━━ The input

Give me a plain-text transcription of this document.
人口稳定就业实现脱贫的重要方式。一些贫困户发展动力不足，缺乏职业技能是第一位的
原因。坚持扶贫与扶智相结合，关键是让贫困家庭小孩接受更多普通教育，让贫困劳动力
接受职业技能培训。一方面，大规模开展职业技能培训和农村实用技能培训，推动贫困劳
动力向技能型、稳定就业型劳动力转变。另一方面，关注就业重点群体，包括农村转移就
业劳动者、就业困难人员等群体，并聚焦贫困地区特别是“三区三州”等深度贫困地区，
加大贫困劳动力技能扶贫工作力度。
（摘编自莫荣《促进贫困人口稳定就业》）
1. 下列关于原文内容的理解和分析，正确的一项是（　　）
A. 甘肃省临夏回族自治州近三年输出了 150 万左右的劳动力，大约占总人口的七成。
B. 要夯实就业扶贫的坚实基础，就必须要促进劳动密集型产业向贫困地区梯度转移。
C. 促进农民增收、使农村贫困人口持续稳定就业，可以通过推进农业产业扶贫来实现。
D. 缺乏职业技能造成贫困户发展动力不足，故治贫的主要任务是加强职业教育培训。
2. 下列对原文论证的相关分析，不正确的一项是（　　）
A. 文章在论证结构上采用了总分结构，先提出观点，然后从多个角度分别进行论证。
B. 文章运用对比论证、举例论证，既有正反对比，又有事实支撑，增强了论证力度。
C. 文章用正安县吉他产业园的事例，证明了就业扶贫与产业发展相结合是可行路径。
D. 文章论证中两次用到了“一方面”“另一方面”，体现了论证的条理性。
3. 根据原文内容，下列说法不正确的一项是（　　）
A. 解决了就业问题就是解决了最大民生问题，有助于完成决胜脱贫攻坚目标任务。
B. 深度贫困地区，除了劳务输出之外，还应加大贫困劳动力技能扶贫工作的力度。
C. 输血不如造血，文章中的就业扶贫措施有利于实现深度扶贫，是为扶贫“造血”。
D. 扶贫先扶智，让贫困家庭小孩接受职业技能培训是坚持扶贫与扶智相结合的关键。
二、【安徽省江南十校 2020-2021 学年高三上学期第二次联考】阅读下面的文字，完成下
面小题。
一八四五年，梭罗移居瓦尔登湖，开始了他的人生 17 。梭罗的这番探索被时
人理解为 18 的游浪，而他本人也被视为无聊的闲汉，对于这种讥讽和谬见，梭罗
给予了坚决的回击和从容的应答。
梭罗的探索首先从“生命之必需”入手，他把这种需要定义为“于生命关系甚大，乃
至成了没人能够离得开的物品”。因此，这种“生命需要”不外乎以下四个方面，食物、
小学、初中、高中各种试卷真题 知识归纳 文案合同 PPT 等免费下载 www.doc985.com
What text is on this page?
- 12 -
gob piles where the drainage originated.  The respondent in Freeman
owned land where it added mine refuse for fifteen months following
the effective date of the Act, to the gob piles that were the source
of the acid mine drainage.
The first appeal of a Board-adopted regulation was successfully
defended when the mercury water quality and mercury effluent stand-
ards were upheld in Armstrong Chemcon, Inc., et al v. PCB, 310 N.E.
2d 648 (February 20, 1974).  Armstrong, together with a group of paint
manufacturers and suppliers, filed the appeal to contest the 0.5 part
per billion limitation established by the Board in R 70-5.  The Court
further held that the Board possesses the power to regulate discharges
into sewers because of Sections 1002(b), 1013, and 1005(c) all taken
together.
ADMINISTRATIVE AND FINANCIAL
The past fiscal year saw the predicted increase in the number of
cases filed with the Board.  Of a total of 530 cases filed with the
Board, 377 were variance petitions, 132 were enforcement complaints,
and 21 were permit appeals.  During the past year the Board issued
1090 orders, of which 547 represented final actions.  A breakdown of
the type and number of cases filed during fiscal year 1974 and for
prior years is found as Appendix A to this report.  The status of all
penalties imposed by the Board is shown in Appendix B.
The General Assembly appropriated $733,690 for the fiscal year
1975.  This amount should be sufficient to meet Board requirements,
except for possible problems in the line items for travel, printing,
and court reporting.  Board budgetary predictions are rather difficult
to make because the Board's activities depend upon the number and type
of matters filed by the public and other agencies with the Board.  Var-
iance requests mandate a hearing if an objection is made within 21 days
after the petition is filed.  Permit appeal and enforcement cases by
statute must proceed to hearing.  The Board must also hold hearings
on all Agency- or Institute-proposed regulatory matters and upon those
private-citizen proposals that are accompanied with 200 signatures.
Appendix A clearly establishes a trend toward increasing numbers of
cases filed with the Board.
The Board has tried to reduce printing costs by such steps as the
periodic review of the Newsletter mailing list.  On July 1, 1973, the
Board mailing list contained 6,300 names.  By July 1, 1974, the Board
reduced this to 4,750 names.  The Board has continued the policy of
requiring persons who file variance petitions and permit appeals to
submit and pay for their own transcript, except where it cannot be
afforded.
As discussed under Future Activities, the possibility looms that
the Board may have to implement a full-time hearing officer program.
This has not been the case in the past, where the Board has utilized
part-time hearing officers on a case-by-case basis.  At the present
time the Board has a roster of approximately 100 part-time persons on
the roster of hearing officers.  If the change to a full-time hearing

━━━━

## Work required
From the listing above, copy every line that holds the string "fiscal".

## Expected answer
The past fiscal year saw the predicted increase in the number of
the type and number of cases filed during fiscal year 1974 and for
The General Assembly appropriated $733,690 for the fiscal year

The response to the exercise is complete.